# start of Records supplied

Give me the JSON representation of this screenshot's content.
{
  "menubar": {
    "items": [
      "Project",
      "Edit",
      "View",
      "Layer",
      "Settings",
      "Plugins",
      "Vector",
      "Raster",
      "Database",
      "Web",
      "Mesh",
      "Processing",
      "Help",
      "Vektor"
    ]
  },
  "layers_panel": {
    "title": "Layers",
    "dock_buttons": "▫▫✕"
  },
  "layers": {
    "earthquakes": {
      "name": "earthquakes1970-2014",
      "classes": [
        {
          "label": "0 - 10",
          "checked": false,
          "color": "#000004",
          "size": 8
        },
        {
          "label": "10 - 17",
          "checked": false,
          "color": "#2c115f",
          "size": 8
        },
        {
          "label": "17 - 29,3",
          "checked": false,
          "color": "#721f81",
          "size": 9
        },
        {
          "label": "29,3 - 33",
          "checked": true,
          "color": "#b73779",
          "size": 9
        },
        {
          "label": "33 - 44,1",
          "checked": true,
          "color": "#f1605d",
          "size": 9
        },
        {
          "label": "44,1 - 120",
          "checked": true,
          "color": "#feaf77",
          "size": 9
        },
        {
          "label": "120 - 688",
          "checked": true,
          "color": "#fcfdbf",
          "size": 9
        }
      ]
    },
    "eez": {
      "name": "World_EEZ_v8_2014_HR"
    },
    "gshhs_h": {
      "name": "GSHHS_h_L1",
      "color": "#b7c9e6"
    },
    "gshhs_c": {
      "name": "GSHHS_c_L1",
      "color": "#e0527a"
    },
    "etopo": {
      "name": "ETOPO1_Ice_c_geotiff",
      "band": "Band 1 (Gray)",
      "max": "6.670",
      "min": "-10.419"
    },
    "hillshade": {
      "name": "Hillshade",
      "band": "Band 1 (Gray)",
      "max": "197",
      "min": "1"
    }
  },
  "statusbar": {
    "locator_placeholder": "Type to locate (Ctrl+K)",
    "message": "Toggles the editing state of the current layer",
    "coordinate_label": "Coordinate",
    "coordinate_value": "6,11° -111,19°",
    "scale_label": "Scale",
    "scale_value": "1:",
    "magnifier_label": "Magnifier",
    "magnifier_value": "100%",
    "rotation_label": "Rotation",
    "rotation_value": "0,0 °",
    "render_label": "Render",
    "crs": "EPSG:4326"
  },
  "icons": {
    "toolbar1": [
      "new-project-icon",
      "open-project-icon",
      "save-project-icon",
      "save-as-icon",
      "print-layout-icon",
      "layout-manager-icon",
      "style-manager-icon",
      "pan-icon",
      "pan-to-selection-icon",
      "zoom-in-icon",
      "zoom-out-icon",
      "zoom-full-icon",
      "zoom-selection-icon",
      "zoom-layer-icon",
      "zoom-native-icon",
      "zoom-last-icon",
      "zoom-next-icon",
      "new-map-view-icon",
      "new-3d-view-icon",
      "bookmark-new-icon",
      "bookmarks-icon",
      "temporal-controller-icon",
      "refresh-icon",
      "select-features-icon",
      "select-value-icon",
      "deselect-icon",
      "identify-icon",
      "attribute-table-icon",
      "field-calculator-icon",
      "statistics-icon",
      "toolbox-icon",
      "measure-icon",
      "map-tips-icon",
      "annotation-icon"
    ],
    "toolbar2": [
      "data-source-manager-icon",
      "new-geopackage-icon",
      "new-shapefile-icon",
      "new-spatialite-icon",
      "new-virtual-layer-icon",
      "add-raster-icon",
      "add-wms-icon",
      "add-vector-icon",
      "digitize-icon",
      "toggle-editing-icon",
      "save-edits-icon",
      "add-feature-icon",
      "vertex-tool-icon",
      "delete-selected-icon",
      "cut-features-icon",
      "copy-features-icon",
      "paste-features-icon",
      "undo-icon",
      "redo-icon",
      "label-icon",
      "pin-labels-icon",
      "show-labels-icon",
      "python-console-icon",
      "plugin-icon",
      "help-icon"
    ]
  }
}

# end of Records supplied

Give nothing but the number of lines containing the string "features".

4